- **Task brief**: Reproduce the lines of the listing below verbatim, starting at the line that contains "x-tick-label: 2012/07 <box>207" and ending at the line that contains "ann-closure-line-1: 运输量 <box>628".

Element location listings
.....
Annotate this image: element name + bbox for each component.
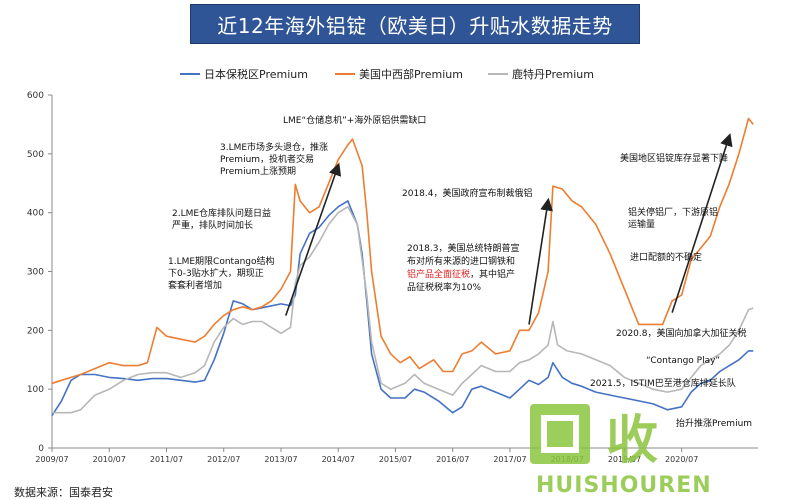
x-tick-label: 2012/07 <box>207 455 240 464</box>
y-tick-label: 500 <box>27 150 44 160</box>
x-tick-label: 2010/07 <box>93 455 126 464</box>
x-tick-label: 2014/07 <box>322 455 355 464</box>
ann-contango: “Contango Play” <box>646 356 720 366</box>
chart-title: 近12年海外铝锭（欧美日）升贴水数据走势 <box>217 13 613 38</box>
ann-3-line-1: Premium，投机者交易 <box>220 153 314 165</box>
ann-us-inv: 美国地区铝锭库存显著下降 <box>620 152 728 164</box>
series-line-2 <box>52 206 754 414</box>
ann-1-line-0: 1.LME期限Contango结构 <box>168 255 275 267</box>
ann-3-line-2: Premium上涨预期 <box>220 166 296 177</box>
x-tick-label: 2019/07 <box>608 455 641 464</box>
legend-label-1: 美国中西部Premium <box>359 67 463 81</box>
ann-3-line-0: 3.LME市场多头退仓，推涨 <box>220 141 328 153</box>
legend-label-0: 日本保税区Premium <box>204 67 308 81</box>
series-line-1 <box>51 117 754 385</box>
series-line-0 <box>51 200 754 417</box>
svg-text:收: 收 <box>606 411 658 471</box>
ann-2018-3-line-3: 品征税税率为10% <box>407 281 481 293</box>
x-tick-label: 2015/07 <box>379 455 412 464</box>
ann-1-line-2: 套套利者增加 <box>168 279 222 291</box>
ann-2018-3-highlight: 铝产品全面征税 <box>407 268 470 280</box>
legend-label-2: 鹿特丹Premium <box>512 67 594 81</box>
chart-title-banner: 近12年海外铝锭（欧美日）升贴水数据走势 <box>190 4 640 44</box>
ann-2-line-0: 2.LME仓库排队问题日益 <box>172 207 271 219</box>
ann-2018-3-tail: ，其中铝产 <box>470 268 515 280</box>
trend-arrow-2 <box>671 133 733 313</box>
ann-closure-line-0: 铝关停铝厂，下游原铝 <box>628 206 718 218</box>
ann-2018-3-line-2: 铝产品全面征税，其中铝产 <box>407 268 515 280</box>
x-tick-label: 2009/07 <box>35 455 68 464</box>
y-tick-label: 200 <box>27 326 44 336</box>
y-tick-label: 300 <box>27 268 44 278</box>
ann-1-line-1: 下0-3贴水扩大，期现正 <box>168 267 264 279</box>
y-tick-label: 600 <box>27 91 44 101</box>
ann-2021-5: 2021.5，ISTIM巴至港仓库排延长队 <box>590 377 736 389</box>
x-tick-label: 2016/07 <box>436 455 469 464</box>
x-tick-label: 2020/07 <box>665 455 698 464</box>
x-tick-label: 2011/07 <box>150 455 183 464</box>
y-tick-label: 400 <box>27 209 44 219</box>
trend-arrow-0 <box>284 162 342 316</box>
ann-closure-line-1: 运输量 <box>628 218 655 230</box>
y-tick-label: 100 <box>27 385 44 395</box>
ann-2018-3-line-0: 2018.3，美国总统特朗普宣 <box>407 242 520 254</box>
svg-text:HUISHOUREN: HUISHOUREN <box>536 473 712 498</box>
ann-2020-8: 2020.8，美国向加拿大加征关税 <box>616 327 747 339</box>
ann-uncertain: 进口配额的不确定 <box>630 251 702 263</box>
ann-2018-3-line-1: 布对所有来源的进口钢铁和 <box>407 255 515 267</box>
watermark-logo: 收 HUISHOUREN <box>530 404 712 498</box>
source-note: 数据来源：国泰君安 <box>14 486 113 499</box>
ann-2-line-1: 严重，排队时间加长 <box>172 219 253 231</box>
ann-2018-4: 2018.4，美国政府宣布制裁俄铝 <box>402 187 533 199</box>
trend-arrow-1 <box>528 197 553 325</box>
y-tick-label: 0 <box>38 444 44 454</box>
ann-lme-storage: LME“仓储息机”+海外原铝供需缺口 <box>283 114 426 126</box>
x-tick-label: 2013/07 <box>264 455 297 464</box>
x-tick-label: 2017/07 <box>493 455 526 464</box>
ann-premium-up: 抬升推涨Premium <box>676 417 752 429</box>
.....
- **Full solution**:
x-tick-label: 2012/07 <box>207 455 240 464</box>
y-tick-label: 500 <box>27 150 44 160</box>
x-tick-label: 2010/07 <box>93 455 126 464</box>
x-tick-label: 2014/07 <box>322 455 355 464</box>
ann-contango: “Contango Play” <box>646 356 720 366</box>
chart-title: 近12年海外铝锭（欧美日）升贴水数据走势 <box>217 13 613 38</box>
ann-3-line-1: Premium，投机者交易 <box>220 153 314 165</box>
ann-us-inv: 美国地区铝锭库存显著下降 <box>620 152 728 164</box>
series-line-2 <box>52 206 754 414</box>
ann-1-line-0: 1.LME期限Contango结构 <box>168 255 275 267</box>
ann-3-line-2: Premium上涨预期 <box>220 166 296 177</box>
x-tick-label: 2019/07 <box>608 455 641 464</box>
legend-label-1: 美国中西部Premium <box>359 67 463 81</box>
ann-3-line-0: 3.LME市场多头退仓，推涨 <box>220 141 328 153</box>
legend-label-0: 日本保税区Premium <box>204 67 308 81</box>
series-line-1 <box>51 117 754 385</box>
series-line-0 <box>51 200 754 417</box>
svg-text:收: 收 <box>606 411 658 471</box>
ann-2018-3-line-3: 品征税税率为10% <box>407 281 481 293</box>
x-tick-label: 2015/07 <box>379 455 412 464</box>
ann-1-line-2: 套套利者增加 <box>168 279 222 291</box>
ann-2018-3-highlight: 铝产品全面征税 <box>407 268 470 280</box>
legend-label-2: 鹿特丹Premium <box>512 67 594 81</box>
chart-title-banner: 近12年海外铝锭（欧美日）升贴水数据走势 <box>190 4 640 44</box>
ann-2-line-0: 2.LME仓库排队问题日益 <box>172 207 271 219</box>
ann-2018-3-tail: ，其中铝产 <box>470 268 515 280</box>
trend-arrow-2 <box>671 133 733 313</box>
ann-closure-line-0: 铝关停铝厂，下游原铝 <box>628 206 718 218</box>
ann-2018-3-line-2: 铝产品全面征税，其中铝产 <box>407 268 515 280</box>
x-tick-label: 2009/07 <box>35 455 68 464</box>
y-tick-label: 200 <box>27 326 44 336</box>
y-tick-label: 300 <box>27 268 44 278</box>
ann-1-line-1: 下0-3贴水扩大，期现正 <box>168 267 264 279</box>
y-tick-label: 600 <box>27 91 44 101</box>
ann-2021-5: 2021.5，ISTIM巴至港仓库排延长队 <box>590 377 736 389</box>
x-tick-label: 2016/07 <box>436 455 469 464</box>
x-tick-label: 2020/07 <box>665 455 698 464</box>
x-tick-label: 2011/07 <box>150 455 183 464</box>
y-tick-label: 400 <box>27 209 44 219</box>
trend-arrow-0 <box>284 162 342 316</box>
ann-closure-line-1: 运输量 <box>628 218 655 230</box>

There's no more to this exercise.